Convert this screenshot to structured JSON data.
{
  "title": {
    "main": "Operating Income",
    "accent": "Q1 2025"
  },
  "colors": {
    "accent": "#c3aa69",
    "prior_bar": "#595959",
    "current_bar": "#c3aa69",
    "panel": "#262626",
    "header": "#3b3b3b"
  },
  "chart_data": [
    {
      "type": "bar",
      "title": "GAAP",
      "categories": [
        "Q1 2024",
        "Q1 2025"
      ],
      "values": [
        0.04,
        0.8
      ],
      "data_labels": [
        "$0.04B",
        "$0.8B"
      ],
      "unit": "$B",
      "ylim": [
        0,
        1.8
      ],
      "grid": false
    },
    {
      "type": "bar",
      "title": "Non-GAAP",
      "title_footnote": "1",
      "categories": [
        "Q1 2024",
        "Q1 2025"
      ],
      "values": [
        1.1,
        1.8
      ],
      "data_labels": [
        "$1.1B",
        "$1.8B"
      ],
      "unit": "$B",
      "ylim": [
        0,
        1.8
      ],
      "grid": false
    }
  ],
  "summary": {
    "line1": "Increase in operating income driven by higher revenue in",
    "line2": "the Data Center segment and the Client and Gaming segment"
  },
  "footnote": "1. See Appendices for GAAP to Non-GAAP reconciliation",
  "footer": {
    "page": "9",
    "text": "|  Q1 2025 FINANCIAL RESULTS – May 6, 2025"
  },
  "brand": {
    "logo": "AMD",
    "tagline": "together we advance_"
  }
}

============================================================

Written exercise: Set down each entry again, unchanged.

Response to the exercise:
Convert this screenshot to structured JSON data.
{
  "title": {
    "main": "Operating Income",
    "accent": "Q1 2025"
  },
  "colors": {
    "accent": "#c3aa69",
    "prior_bar": "#595959",
    "current_bar": "#c3aa69",
    "panel": "#262626",
    "header": "#3b3b3b"
  },
  "chart_data": [
    {
      "type": "bar",
      "title": "GAAP",
      "categories": [
        "Q1 2024",
        "Q1 2025"
      ],
      "values": [
        0.04,
        0.8
      ],
      "data_labels": [
        "$0.04B",
        "$0.8B"
      ],
      "unit": "$B",
      "ylim": [
        0,
        1.8
      ],
      "grid": false
    },
    {
      "type": "bar",
      "title": "Non-GAAP",
      "title_footnote": "1",
      "categories": [
        "Q1 2024",
        "Q1 2025"
      ],
      "values": [
        1.1,
        1.8
      ],
      "data_labels": [
        "$1.1B",
        "$1.8B"
      ],
      "unit": "$B",
      "ylim": [
        0,
        1.8
      ],
      "grid": false
    }
  ],
  "summary": {
    "line1": "Increase in operating income driven by higher revenue in",
    "line2": "the Data Center segment and the Client and Gaming segment"
  },
  "footnote": "1. See Appendices for GAAP to Non-GAAP reconciliation",
  "footer": {
    "page": "9",
    "text": "|  Q1 2025 FINANCIAL RESULTS – May 6, 2025"
  },
  "brand": {
    "logo": "AMD",
    "tagline": "together we advance_"
  }
}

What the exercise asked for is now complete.